[Start]

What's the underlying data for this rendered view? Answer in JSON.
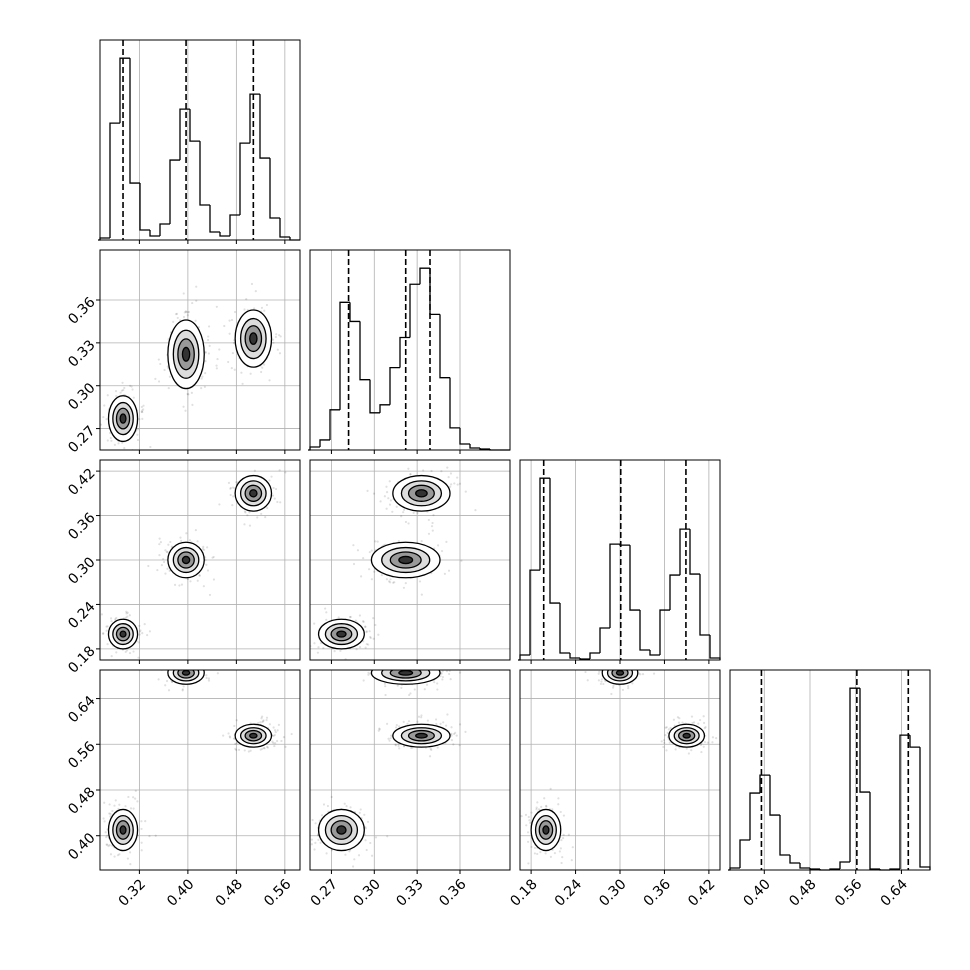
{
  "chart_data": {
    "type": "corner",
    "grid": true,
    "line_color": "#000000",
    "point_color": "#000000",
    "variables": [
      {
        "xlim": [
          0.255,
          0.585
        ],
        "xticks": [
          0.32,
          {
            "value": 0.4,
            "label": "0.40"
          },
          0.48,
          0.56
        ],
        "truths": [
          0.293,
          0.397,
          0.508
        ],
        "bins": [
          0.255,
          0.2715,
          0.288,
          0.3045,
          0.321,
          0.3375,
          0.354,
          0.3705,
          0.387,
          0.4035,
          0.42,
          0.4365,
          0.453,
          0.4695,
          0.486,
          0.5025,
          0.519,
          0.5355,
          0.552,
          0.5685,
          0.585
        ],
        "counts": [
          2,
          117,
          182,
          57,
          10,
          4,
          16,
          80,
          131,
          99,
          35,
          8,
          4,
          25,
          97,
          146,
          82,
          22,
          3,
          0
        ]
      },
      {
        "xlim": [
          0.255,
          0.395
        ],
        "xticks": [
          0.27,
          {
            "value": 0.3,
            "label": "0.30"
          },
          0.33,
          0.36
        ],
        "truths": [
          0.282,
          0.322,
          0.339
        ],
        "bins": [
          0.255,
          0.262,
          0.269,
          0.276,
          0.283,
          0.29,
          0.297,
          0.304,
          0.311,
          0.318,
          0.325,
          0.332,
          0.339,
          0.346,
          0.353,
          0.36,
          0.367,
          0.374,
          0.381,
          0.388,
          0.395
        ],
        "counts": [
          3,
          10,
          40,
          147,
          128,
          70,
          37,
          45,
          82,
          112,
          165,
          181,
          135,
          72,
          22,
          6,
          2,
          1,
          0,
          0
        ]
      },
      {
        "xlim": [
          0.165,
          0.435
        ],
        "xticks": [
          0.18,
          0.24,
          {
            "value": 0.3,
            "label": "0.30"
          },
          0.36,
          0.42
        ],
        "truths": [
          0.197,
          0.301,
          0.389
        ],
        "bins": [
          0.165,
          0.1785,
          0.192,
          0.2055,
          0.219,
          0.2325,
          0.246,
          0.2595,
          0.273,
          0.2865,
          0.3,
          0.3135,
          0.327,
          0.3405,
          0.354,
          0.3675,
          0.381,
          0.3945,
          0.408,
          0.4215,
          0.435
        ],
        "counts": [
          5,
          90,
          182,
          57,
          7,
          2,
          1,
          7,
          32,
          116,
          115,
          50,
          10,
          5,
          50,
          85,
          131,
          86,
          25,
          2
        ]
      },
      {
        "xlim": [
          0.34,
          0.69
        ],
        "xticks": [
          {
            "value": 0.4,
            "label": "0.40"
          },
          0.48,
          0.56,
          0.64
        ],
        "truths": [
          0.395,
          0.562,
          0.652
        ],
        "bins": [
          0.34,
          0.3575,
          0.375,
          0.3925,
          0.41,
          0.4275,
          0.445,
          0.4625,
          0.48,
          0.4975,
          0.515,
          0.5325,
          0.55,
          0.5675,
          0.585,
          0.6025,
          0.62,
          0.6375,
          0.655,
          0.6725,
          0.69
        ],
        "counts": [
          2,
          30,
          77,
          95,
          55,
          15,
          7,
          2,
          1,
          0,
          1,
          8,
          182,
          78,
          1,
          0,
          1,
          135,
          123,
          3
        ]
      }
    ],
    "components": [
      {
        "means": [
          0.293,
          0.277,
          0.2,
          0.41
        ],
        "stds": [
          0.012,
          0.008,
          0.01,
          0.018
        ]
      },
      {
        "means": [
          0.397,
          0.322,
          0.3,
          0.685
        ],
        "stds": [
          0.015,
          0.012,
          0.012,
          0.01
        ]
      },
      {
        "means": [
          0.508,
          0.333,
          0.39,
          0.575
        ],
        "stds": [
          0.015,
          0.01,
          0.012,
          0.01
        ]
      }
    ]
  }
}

[End]

--- Problem requirements ---
Reproduce every entry word for word, but skip any pictures.

--- Final result ---
What's the underlying data for this rendered view? Answer in JSON.
{
  "chart_data": {
    "type": "corner",
    "grid": true,
    "line_color": "#000000",
    "point_color": "#000000",
    "variables": [
      {
        "xlim": [
          0.255,
          0.585
        ],
        "xticks": [
          0.32,
          {
            "value": 0.4,
            "label": "0.40"
          },
          0.48,
          0.56
        ],
        "truths": [
          0.293,
          0.397,
          0.508
        ],
        "bins": [
          0.255,
          0.2715,
          0.288,
          0.3045,
          0.321,
          0.3375,
          0.354,
          0.3705,
          0.387,
          0.4035,
          0.42,
          0.4365,
          0.453,
          0.4695,
          0.486,
          0.5025,
          0.519,
          0.5355,
          0.552,
          0.5685,
          0.585
        ],
        "counts": [
          2,
          117,
          182,
          57,
          10,
          4,
          16,
          80,
          131,
          99,
          35,
          8,
          4,
          25,
          97,
          146,
          82,
          22,
          3,
          0
        ]
      },
      {
        "xlim": [
          0.255,
          0.395
        ],
        "xticks": [
          0.27,
          {
            "value": 0.3,
            "label": "0.30"
          },
          0.33,
          0.36
        ],
        "truths": [
          0.282,
          0.322,
          0.339
        ],
        "bins": [
          0.255,
          0.262,
          0.269,
          0.276,
          0.283,
          0.29,
          0.297,
          0.304,
          0.311,
          0.318,
          0.325,
          0.332,
          0.339,
          0.346,
          0.353,
          0.36,
          0.367,
          0.374,
          0.381,
          0.388,
          0.395
        ],
        "counts": [
          3,
          10,
          40,
          147,
          128,
          70,
          37,
          45,
          82,
          112,
          165,
          181,
          135,
          72,
          22,
          6,
          2,
          1,
          0,
          0
        ]
      },
      {
        "xlim": [
          0.165,
          0.435
        ],
        "xticks": [
          0.18,
          0.24,
          {
            "value": 0.3,
            "label": "0.30"
          },
          0.36,
          0.42
        ],
        "truths": [
          0.197,
          0.301,
          0.389
        ],
        "bins": [
          0.165,
          0.1785,
          0.192,
          0.2055,
          0.219,
          0.2325,
          0.246,
          0.2595,
          0.273,
          0.2865,
          0.3,
          0.3135,
          0.327,
          0.3405,
          0.354,
          0.3675,
          0.381,
          0.3945,
          0.408,
          0.4215,
          0.435
        ],
        "counts": [
          5,
          90,
          182,
          57,
          7,
          2,
          1,
          7,
          32,
          116,
          115,
          50,
          10,
          5,
          50,
          85,
          131,
          86,
          25,
          2
        ]
      },
      {
        "xlim": [
          0.34,
          0.69
        ],
        "xticks": [
          {
            "value": 0.4,
            "label": "0.40"
          },
          0.48,
          0.56,
          0.64
        ],
        "truths": [
          0.395,
          0.562,
          0.652
        ],
        "bins": [
          0.34,
          0.3575,
          0.375,
          0.3925,
          0.41,
          0.4275,
          0.445,
          0.4625,
          0.48,
          0.4975,
          0.515,
          0.5325,
          0.55,
          0.5675,
          0.585,
          0.6025,
          0.62,
          0.6375,
          0.655,
          0.6725,
          0.69
        ],
        "counts": [
          2,
          30,
          77,
          95,
          55,
          15,
          7,
          2,
          1,
          0,
          1,
          8,
          182,
          78,
          1,
          0,
          1,
          135,
          123,
          3
        ]
      }
    ],
    "components": [
      {
        "means": [
          0.293,
          0.277,
          0.2,
          0.41
        ],
        "stds": [
          0.012,
          0.008,
          0.01,
          0.018
        ]
      },
      {
        "means": [
          0.397,
          0.322,
          0.3,
          0.685
        ],
        "stds": [
          0.015,
          0.012,
          0.012,
          0.01
        ]
      },
      {
        "means": [
          0.508,
          0.333,
          0.39,
          0.575
        ],
        "stds": [
          0.015,
          0.01,
          0.012,
          0.01
        ]
      }
    ]
  }
}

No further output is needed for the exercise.